__SET TASK__
Reproduce the records below exactly as they appear.

__DATASET EXTRACT__
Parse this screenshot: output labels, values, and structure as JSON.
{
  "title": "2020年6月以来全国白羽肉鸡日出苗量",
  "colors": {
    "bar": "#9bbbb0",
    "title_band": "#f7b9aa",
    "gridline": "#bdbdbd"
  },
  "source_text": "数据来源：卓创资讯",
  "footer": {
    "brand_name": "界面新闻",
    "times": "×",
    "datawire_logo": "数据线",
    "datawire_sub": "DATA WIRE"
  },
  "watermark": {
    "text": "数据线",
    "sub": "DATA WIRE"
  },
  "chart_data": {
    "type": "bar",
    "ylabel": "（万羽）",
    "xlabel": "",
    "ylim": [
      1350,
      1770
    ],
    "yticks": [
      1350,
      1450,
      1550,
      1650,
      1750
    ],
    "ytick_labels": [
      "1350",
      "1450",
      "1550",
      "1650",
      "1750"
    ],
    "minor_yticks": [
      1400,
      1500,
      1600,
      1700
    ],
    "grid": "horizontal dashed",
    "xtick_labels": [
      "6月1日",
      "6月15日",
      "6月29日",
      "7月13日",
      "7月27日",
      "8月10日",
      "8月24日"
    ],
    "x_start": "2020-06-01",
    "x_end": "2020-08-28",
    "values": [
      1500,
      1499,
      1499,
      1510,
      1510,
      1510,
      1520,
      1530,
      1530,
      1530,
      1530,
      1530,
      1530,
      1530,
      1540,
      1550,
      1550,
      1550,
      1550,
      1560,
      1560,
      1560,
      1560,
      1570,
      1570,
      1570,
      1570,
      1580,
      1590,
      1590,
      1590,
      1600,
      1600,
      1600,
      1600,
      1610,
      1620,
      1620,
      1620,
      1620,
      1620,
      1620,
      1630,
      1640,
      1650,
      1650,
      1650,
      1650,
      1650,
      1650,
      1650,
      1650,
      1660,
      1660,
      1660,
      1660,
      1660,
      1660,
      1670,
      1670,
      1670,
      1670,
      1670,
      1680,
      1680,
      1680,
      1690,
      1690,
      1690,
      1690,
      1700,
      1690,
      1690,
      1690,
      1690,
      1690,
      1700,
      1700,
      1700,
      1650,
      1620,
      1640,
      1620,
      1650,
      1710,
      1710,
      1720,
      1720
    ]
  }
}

__RESPONSE TO THIS EXERCISE__
Parse this screenshot: output labels, values, and structure as JSON.
{
  "title": "2020年6月以来全国白羽肉鸡日出苗量",
  "colors": {
    "bar": "#9bbbb0",
    "title_band": "#f7b9aa",
    "gridline": "#bdbdbd"
  },
  "source_text": "数据来源：卓创资讯",
  "footer": {
    "brand_name": "界面新闻",
    "times": "×",
    "datawire_logo": "数据线",
    "datawire_sub": "DATA WIRE"
  },
  "watermark": {
    "text": "数据线",
    "sub": "DATA WIRE"
  },
  "chart_data": {
    "type": "bar",
    "ylabel": "（万羽）",
    "xlabel": "",
    "ylim": [
      1350,
      1770
    ],
    "yticks": [
      1350,
      1450,
      1550,
      1650,
      1750
    ],
    "ytick_labels": [
      "1350",
      "1450",
      "1550",
      "1650",
      "1750"
    ],
    "minor_yticks": [
      1400,
      1500,
      1600,
      1700
    ],
    "grid": "horizontal dashed",
    "xtick_labels": [
      "6月1日",
      "6月15日",
      "6月29日",
      "7月13日",
      "7月27日",
      "8月10日",
      "8月24日"
    ],
    "x_start": "2020-06-01",
    "x_end": "2020-08-28",
    "values": [
      1500,
      1499,
      1499,
      1510,
      1510,
      1510,
      1520,
      1530,
      1530,
      1530,
      1530,
      1530,
      1530,
      1530,
      1540,
      1550,
      1550,
      1550,
      1550,
      1560,
      1560,
      1560,
      1560,
      1570,
      1570,
      1570,
      1570,
      1580,
      1590,
      1590,
      1590,
      1600,
      1600,
      1600,
      1600,
      1610,
      1620,
      1620,
      1620,
      1620,
      1620,
      1620,
      1630,
      1640,
      1650,
      1650,
      1650,
      1650,
      1650,
      1650,
      1650,
      1650,
      1660,
      1660,
      1660,
      1660,
      1660,
      1660,
      1670,
      1670,
      1670,
      1670,
      1670,
      1680,
      1680,
      1680,
      1690,
      1690,
      1690,
      1690,
      1700,
      1690,
      1690,
      1690,
      1690,
      1690,
      1700,
      1700,
      1700,
      1650,
      1620,
      1640,
      1620,
      1650,
      1710,
      1710,
      1720,
      1720
    ]
  }
}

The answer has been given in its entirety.